Stored data

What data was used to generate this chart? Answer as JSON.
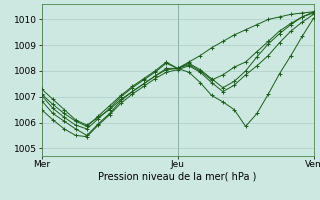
{
  "bg_color": "#cce8e0",
  "grid_color": "#aacccc",
  "line_color": "#1a5e1a",
  "title": "Pression niveau de la mer( hPa )",
  "ylabel_ticks": [
    1005,
    1006,
    1007,
    1008,
    1009,
    1010
  ],
  "ylim": [
    1004.7,
    1010.6
  ],
  "xlim": [
    0,
    48
  ],
  "xtick_positions": [
    0,
    24,
    48
  ],
  "xtick_labels": [
    "Mer",
    "Jeu",
    "Ven"
  ],
  "series": [
    [
      0,
      1007.3,
      2,
      1006.9,
      4,
      1006.5,
      6,
      1006.1,
      8,
      1005.9,
      10,
      1006.2,
      12,
      1006.5,
      14,
      1006.9,
      16,
      1007.2,
      18,
      1007.5,
      20,
      1007.8,
      22,
      1008.05,
      24,
      1008.1,
      26,
      1008.35,
      28,
      1008.6,
      30,
      1008.9,
      32,
      1009.15,
      34,
      1009.4,
      36,
      1009.6,
      38,
      1009.8,
      40,
      1010.0,
      42,
      1010.1,
      44,
      1010.2,
      46,
      1010.25,
      48,
      1010.3
    ],
    [
      0,
      1006.5,
      2,
      1006.1,
      4,
      1005.75,
      6,
      1005.5,
      8,
      1005.45,
      10,
      1005.9,
      12,
      1006.3,
      14,
      1006.75,
      16,
      1007.1,
      18,
      1007.4,
      20,
      1007.7,
      22,
      1007.95,
      24,
      1008.05,
      26,
      1008.2,
      28,
      1007.95,
      30,
      1007.55,
      32,
      1007.2,
      34,
      1007.45,
      36,
      1007.85,
      38,
      1008.2,
      40,
      1008.6,
      42,
      1009.1,
      44,
      1009.55,
      46,
      1009.9,
      48,
      1010.2
    ],
    [
      0,
      1007.05,
      2,
      1006.55,
      4,
      1006.2,
      6,
      1005.9,
      8,
      1005.75,
      10,
      1006.15,
      12,
      1006.55,
      14,
      1007.0,
      16,
      1007.35,
      18,
      1007.65,
      20,
      1007.95,
      22,
      1008.3,
      24,
      1008.1,
      26,
      1007.95,
      28,
      1007.55,
      30,
      1007.05,
      32,
      1006.8,
      34,
      1006.5,
      36,
      1005.85,
      38,
      1006.35,
      40,
      1007.1,
      42,
      1007.9,
      44,
      1008.6,
      46,
      1009.35,
      48,
      1010.05
    ],
    [
      0,
      1006.85,
      2,
      1006.35,
      4,
      1006.05,
      6,
      1005.75,
      8,
      1005.5,
      10,
      1005.95,
      12,
      1006.35,
      14,
      1006.85,
      16,
      1007.2,
      18,
      1007.5,
      20,
      1007.8,
      22,
      1008.1,
      24,
      1008.1,
      26,
      1008.25,
      28,
      1008.0,
      30,
      1007.65,
      32,
      1007.85,
      34,
      1008.15,
      36,
      1008.35,
      38,
      1008.75,
      40,
      1009.15,
      42,
      1009.55,
      44,
      1009.85,
      46,
      1010.1,
      48,
      1010.3
    ],
    [
      0,
      1007.1,
      2,
      1006.7,
      4,
      1006.35,
      6,
      1006.05,
      8,
      1005.85,
      10,
      1006.25,
      12,
      1006.65,
      14,
      1007.05,
      16,
      1007.4,
      18,
      1007.7,
      20,
      1008.0,
      22,
      1008.35,
      24,
      1008.1,
      26,
      1008.3,
      28,
      1008.05,
      30,
      1007.7,
      32,
      1007.35,
      34,
      1007.6,
      36,
      1008.0,
      38,
      1008.55,
      40,
      1009.05,
      42,
      1009.45,
      44,
      1009.8,
      46,
      1010.1,
      48,
      1010.25
    ]
  ]
}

EXERCISE PROMPT
Write the lines above out again exactly, without any of their pictures.

WRITTEN SOLUTION
What data was used to generate this chart? Answer as JSON.
{
  "bg_color": "#cce8e0",
  "grid_color": "#aacccc",
  "line_color": "#1a5e1a",
  "title": "Pression niveau de la mer( hPa )",
  "ylabel_ticks": [
    1005,
    1006,
    1007,
    1008,
    1009,
    1010
  ],
  "ylim": [
    1004.7,
    1010.6
  ],
  "xlim": [
    0,
    48
  ],
  "xtick_positions": [
    0,
    24,
    48
  ],
  "xtick_labels": [
    "Mer",
    "Jeu",
    "Ven"
  ],
  "series": [
    [
      0,
      1007.3,
      2,
      1006.9,
      4,
      1006.5,
      6,
      1006.1,
      8,
      1005.9,
      10,
      1006.2,
      12,
      1006.5,
      14,
      1006.9,
      16,
      1007.2,
      18,
      1007.5,
      20,
      1007.8,
      22,
      1008.05,
      24,
      1008.1,
      26,
      1008.35,
      28,
      1008.6,
      30,
      1008.9,
      32,
      1009.15,
      34,
      1009.4,
      36,
      1009.6,
      38,
      1009.8,
      40,
      1010.0,
      42,
      1010.1,
      44,
      1010.2,
      46,
      1010.25,
      48,
      1010.3
    ],
    [
      0,
      1006.5,
      2,
      1006.1,
      4,
      1005.75,
      6,
      1005.5,
      8,
      1005.45,
      10,
      1005.9,
      12,
      1006.3,
      14,
      1006.75,
      16,
      1007.1,
      18,
      1007.4,
      20,
      1007.7,
      22,
      1007.95,
      24,
      1008.05,
      26,
      1008.2,
      28,
      1007.95,
      30,
      1007.55,
      32,
      1007.2,
      34,
      1007.45,
      36,
      1007.85,
      38,
      1008.2,
      40,
      1008.6,
      42,
      1009.1,
      44,
      1009.55,
      46,
      1009.9,
      48,
      1010.2
    ],
    [
      0,
      1007.05,
      2,
      1006.55,
      4,
      1006.2,
      6,
      1005.9,
      8,
      1005.75,
      10,
      1006.15,
      12,
      1006.55,
      14,
      1007.0,
      16,
      1007.35,
      18,
      1007.65,
      20,
      1007.95,
      22,
      1008.3,
      24,
      1008.1,
      26,
      1007.95,
      28,
      1007.55,
      30,
      1007.05,
      32,
      1006.8,
      34,
      1006.5,
      36,
      1005.85,
      38,
      1006.35,
      40,
      1007.1,
      42,
      1007.9,
      44,
      1008.6,
      46,
      1009.35,
      48,
      1010.05
    ],
    [
      0,
      1006.85,
      2,
      1006.35,
      4,
      1006.05,
      6,
      1005.75,
      8,
      1005.5,
      10,
      1005.95,
      12,
      1006.35,
      14,
      1006.85,
      16,
      1007.2,
      18,
      1007.5,
      20,
      1007.8,
      22,
      1008.1,
      24,
      1008.1,
      26,
      1008.25,
      28,
      1008.0,
      30,
      1007.65,
      32,
      1007.85,
      34,
      1008.15,
      36,
      1008.35,
      38,
      1008.75,
      40,
      1009.15,
      42,
      1009.55,
      44,
      1009.85,
      46,
      1010.1,
      48,
      1010.3
    ],
    [
      0,
      1007.1,
      2,
      1006.7,
      4,
      1006.35,
      6,
      1006.05,
      8,
      1005.85,
      10,
      1006.25,
      12,
      1006.65,
      14,
      1007.05,
      16,
      1007.4,
      18,
      1007.7,
      20,
      1008.0,
      22,
      1008.35,
      24,
      1008.1,
      26,
      1008.3,
      28,
      1008.05,
      30,
      1007.7,
      32,
      1007.35,
      34,
      1007.6,
      36,
      1008.0,
      38,
      1008.55,
      40,
      1009.05,
      42,
      1009.45,
      44,
      1009.8,
      46,
      1010.1,
      48,
      1010.25
    ]
  ]
}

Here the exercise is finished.